▸ **Extracted text**
* * *

Mailbox Monday (click the icon to check out the new blog) has gone on tour since Marcia at To Be Continued, formerly The Printed Page passed the torch.  December’s host is Rose City Reader.

***Here are the results of the Mailbox Monday poll and what we all can expect in 2014 and beyond.***

The meme allows bloggers to share what books they receive in the mail or through other means over the past week.

Just be warned that these posts can increase your TBR piles and wish lists.

Here’s what I received:

1. Ripper: A Novel by Isabel Allende for review.

The Jackson women, Indiana and Amanda, have always had each other. Yet, while their bond is strong, mother and daughter are as different as night and day. Indiana, a beautiful holistic healer, is a free-spirited bohemian. Long divorced from Amanda’s father, she’s reluctant to settle down with either of the men who want her—Alan, the wealthy scion of one of San Francisco’s elite families, and Ryan, an enigmatic, scarred former Navy SEAL.

* * *

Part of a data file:
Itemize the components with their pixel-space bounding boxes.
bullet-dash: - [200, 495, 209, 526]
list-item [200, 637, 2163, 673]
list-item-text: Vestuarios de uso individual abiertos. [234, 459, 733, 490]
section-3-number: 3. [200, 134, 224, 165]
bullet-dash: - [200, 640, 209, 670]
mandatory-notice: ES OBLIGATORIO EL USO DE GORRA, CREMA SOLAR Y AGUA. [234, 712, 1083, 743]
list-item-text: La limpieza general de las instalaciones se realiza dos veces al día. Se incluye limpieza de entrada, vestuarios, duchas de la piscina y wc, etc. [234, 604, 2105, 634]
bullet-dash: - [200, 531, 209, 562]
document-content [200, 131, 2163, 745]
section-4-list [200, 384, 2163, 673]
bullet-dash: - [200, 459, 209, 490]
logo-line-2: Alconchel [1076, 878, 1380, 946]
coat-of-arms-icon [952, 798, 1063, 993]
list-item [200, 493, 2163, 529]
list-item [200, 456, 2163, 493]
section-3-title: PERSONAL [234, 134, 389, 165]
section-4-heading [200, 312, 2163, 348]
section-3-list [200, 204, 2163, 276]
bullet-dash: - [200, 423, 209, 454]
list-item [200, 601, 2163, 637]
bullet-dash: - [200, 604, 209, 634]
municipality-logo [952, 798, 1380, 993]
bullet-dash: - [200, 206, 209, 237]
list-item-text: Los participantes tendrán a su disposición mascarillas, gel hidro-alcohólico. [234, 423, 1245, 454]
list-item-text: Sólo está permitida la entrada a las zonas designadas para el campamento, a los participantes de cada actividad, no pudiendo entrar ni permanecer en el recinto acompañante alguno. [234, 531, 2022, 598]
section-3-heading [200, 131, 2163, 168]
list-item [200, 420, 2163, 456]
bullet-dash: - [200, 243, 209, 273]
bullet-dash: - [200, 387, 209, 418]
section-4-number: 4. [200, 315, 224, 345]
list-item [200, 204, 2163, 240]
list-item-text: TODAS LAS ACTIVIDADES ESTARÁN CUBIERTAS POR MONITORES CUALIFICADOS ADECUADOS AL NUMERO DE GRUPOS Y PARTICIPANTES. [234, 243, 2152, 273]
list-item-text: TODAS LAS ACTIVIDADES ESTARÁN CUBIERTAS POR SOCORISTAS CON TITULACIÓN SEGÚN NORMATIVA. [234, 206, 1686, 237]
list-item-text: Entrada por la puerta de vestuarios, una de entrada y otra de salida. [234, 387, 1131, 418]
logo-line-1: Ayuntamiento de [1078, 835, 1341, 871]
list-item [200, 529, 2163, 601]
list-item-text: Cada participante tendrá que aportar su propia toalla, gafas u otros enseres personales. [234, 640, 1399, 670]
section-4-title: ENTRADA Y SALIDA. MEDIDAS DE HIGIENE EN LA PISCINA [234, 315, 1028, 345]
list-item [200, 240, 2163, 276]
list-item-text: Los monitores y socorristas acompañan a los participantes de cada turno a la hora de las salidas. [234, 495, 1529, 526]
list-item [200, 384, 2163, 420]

* * *

▸ **Stated exercise**
Can you copy the Mailbox Monday post word for word, starting with "1. Ripper: A" and going on through "former Navy SEAL."?

▸ **Result of the task**
1. Ripper: A Novel by Isabel Allende for review.

The Jackson women, Indiana and Amanda, have always had each other. Yet, while their bond is strong, mother and daughter are as different as night and day. Indiana, a beautiful holistic healer, is a free-spirited bohemian. Long divorced from Amanda’s father, she’s reluctant to settle down with either of the men who want her—Alan, the wealthy scion of one of San Francisco’s elite families, and Ryan, an enigmatic, scarred former Navy SEAL.